Stored data entries
# # #
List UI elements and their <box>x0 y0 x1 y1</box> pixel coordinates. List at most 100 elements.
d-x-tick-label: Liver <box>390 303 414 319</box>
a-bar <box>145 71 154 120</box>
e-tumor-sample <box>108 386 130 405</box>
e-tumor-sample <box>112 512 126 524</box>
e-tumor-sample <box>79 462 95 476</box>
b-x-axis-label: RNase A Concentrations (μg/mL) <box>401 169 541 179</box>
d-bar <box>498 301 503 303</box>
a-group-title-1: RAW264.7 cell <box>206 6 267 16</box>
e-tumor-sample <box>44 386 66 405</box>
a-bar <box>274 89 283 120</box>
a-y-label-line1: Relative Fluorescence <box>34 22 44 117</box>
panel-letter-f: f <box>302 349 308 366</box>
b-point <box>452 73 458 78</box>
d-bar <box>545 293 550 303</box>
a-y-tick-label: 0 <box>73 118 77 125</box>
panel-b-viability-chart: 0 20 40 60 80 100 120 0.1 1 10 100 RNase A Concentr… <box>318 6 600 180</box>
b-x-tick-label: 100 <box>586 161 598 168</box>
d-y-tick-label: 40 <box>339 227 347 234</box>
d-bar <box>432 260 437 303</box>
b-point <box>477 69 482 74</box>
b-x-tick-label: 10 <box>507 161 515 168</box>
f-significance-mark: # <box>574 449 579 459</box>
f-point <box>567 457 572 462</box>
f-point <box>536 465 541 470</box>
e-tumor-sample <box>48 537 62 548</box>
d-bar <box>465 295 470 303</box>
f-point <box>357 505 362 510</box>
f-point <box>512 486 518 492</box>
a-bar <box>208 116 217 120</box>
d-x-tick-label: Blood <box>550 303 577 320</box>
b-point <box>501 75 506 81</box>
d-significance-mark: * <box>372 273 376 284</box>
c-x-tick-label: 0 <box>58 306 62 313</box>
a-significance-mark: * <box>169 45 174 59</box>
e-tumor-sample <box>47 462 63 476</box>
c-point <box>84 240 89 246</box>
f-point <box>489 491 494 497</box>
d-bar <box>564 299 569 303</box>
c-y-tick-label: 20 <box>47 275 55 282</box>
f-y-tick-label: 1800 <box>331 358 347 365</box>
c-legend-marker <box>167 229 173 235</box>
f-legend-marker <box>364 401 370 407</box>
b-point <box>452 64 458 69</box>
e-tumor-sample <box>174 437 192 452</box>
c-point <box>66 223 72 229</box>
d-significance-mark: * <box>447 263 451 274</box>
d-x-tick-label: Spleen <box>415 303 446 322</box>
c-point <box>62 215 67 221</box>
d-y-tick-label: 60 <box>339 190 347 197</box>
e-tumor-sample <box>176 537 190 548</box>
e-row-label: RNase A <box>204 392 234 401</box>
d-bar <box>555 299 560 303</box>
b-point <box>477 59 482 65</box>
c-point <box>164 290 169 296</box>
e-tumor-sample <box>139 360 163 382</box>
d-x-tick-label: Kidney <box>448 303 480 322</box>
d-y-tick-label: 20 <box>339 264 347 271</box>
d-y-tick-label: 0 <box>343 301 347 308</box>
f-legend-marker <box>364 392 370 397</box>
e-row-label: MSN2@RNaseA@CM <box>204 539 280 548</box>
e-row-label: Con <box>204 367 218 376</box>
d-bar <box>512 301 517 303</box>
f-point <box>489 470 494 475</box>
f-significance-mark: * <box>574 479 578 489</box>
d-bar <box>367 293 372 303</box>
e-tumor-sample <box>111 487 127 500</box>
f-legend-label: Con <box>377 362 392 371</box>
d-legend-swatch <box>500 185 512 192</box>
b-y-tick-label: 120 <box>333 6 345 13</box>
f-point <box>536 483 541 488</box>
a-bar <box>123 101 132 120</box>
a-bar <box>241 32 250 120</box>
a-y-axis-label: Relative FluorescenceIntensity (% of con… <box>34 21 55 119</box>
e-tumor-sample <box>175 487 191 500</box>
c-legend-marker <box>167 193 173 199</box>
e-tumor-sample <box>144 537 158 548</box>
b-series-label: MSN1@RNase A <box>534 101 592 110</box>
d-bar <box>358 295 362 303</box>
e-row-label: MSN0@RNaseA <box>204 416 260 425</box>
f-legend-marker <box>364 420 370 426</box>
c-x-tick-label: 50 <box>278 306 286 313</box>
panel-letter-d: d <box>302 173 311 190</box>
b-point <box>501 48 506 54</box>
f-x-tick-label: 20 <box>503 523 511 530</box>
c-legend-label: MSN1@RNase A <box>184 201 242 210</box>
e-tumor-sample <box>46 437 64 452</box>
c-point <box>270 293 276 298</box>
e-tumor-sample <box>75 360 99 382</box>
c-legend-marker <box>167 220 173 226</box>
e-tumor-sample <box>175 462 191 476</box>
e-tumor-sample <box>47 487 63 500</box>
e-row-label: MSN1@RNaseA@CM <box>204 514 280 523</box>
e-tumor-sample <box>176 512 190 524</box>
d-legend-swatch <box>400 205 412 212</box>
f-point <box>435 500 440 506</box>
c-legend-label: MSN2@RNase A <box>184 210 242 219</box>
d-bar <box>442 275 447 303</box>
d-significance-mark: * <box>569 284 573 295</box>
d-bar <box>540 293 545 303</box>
# # #
◆ YOUR ASSIGNMENT: Output every entry exactly.

◆ TASK RESPONSE:
List UI elements and their <box>x0 y0 x1 y1</box> pixel coordinates. List at most 100 elements.
d-x-tick-label: Liver <box>390 303 414 319</box>
a-bar <box>145 71 154 120</box>
e-tumor-sample <box>108 386 130 405</box>
e-tumor-sample <box>112 512 126 524</box>
e-tumor-sample <box>79 462 95 476</box>
b-x-axis-label: RNase A Concentrations (μg/mL) <box>401 169 541 179</box>
d-bar <box>498 301 503 303</box>
a-group-title-1: RAW264.7 cell <box>206 6 267 16</box>
e-tumor-sample <box>44 386 66 405</box>
a-bar <box>274 89 283 120</box>
a-y-label-line1: Relative Fluorescence <box>34 22 44 117</box>
panel-letter-f: f <box>302 349 308 366</box>
b-point <box>452 73 458 78</box>
d-bar <box>545 293 550 303</box>
a-y-tick-label: 0 <box>73 118 77 125</box>
panel-b-viability-chart: 0 20 40 60 80 100 120 0.1 1 10 100 RNase A Concentr… <box>318 6 600 180</box>
b-x-tick-label: 100 <box>586 161 598 168</box>
d-y-tick-label: 40 <box>339 227 347 234</box>
d-bar <box>432 260 437 303</box>
b-point <box>477 69 482 74</box>
b-x-tick-label: 10 <box>507 161 515 168</box>
f-significance-mark: # <box>574 449 579 459</box>
f-point <box>567 457 572 462</box>
f-point <box>536 465 541 470</box>
e-tumor-sample <box>48 537 62 548</box>
d-bar <box>465 295 470 303</box>
f-point <box>357 505 362 510</box>
f-point <box>512 486 518 492</box>
a-bar <box>208 116 217 120</box>
d-x-tick-label: Blood <box>550 303 577 320</box>
b-point <box>501 75 506 81</box>
d-significance-mark: * <box>372 273 376 284</box>
c-x-tick-label: 0 <box>58 306 62 313</box>
a-significance-mark: * <box>169 45 174 59</box>
e-tumor-sample <box>47 462 63 476</box>
c-point <box>84 240 89 246</box>
f-point <box>489 491 494 497</box>
d-bar <box>564 299 569 303</box>
c-y-tick-label: 20 <box>47 275 55 282</box>
f-y-tick-label: 1800 <box>331 358 347 365</box>
c-legend-marker <box>167 229 173 235</box>
f-legend-marker <box>364 401 370 407</box>
b-point <box>452 64 458 69</box>
e-tumor-sample <box>174 437 192 452</box>
c-point <box>66 223 72 229</box>
d-significance-mark: * <box>447 263 451 274</box>
d-x-tick-label: Spleen <box>415 303 446 322</box>
c-point <box>62 215 67 221</box>
d-y-tick-label: 60 <box>339 190 347 197</box>
e-tumor-sample <box>176 537 190 548</box>
e-row-label: RNase A <box>204 392 234 401</box>
d-bar <box>555 299 560 303</box>
b-point <box>477 59 482 65</box>
c-point <box>164 290 169 296</box>
e-tumor-sample <box>139 360 163 382</box>
d-x-tick-label: Kidney <box>448 303 480 322</box>
d-y-tick-label: 20 <box>339 264 347 271</box>
d-y-tick-label: 0 <box>343 301 347 308</box>
f-legend-marker <box>364 392 370 397</box>
e-row-label: MSN2@RNaseA@CM <box>204 539 280 548</box>
e-row-label: Con <box>204 367 218 376</box>
d-bar <box>512 301 517 303</box>
f-point <box>489 470 494 475</box>
f-significance-mark: * <box>574 479 578 489</box>
d-bar <box>367 293 372 303</box>
e-tumor-sample <box>111 487 127 500</box>
f-legend-label: Con <box>377 362 392 371</box>
d-legend-swatch <box>500 185 512 192</box>
b-y-tick-label: 120 <box>333 6 345 13</box>
f-point <box>536 483 541 488</box>
a-bar <box>123 101 132 120</box>
a-bar <box>241 32 250 120</box>
a-y-axis-label: Relative FluorescenceIntensity (% of con… <box>34 21 55 119</box>
e-tumor-sample <box>175 487 191 500</box>
c-legend-marker <box>167 193 173 199</box>
e-tumor-sample <box>144 537 158 548</box>
b-series-label: MSN1@RNase A <box>534 101 592 110</box>
d-bar <box>358 295 362 303</box>
e-row-label: MSN0@RNaseA <box>204 416 260 425</box>
f-legend-marker <box>364 420 370 426</box>
c-x-tick-label: 50 <box>278 306 286 313</box>
panel-letter-d: d <box>302 173 311 190</box>
b-point <box>501 48 506 54</box>
f-x-tick-label: 20 <box>503 523 511 530</box>
c-legend-label: MSN1@RNase A <box>184 201 242 210</box>
e-tumor-sample <box>46 437 64 452</box>
c-point <box>270 293 276 298</box>
e-tumor-sample <box>75 360 99 382</box>
c-legend-marker <box>167 220 173 226</box>
e-tumor-sample <box>175 462 191 476</box>
e-tumor-sample <box>47 487 63 500</box>
e-row-label: MSN1@RNaseA@CM <box>204 514 280 523</box>
e-tumor-sample <box>176 512 190 524</box>
d-legend-swatch <box>400 205 412 212</box>
f-point <box>435 500 440 506</box>
c-legend-label: MSN2@RNase A <box>184 210 242 219</box>
d-bar <box>442 275 447 303</box>
d-significance-mark: * <box>569 284 573 295</box>
d-bar <box>540 293 545 303</box>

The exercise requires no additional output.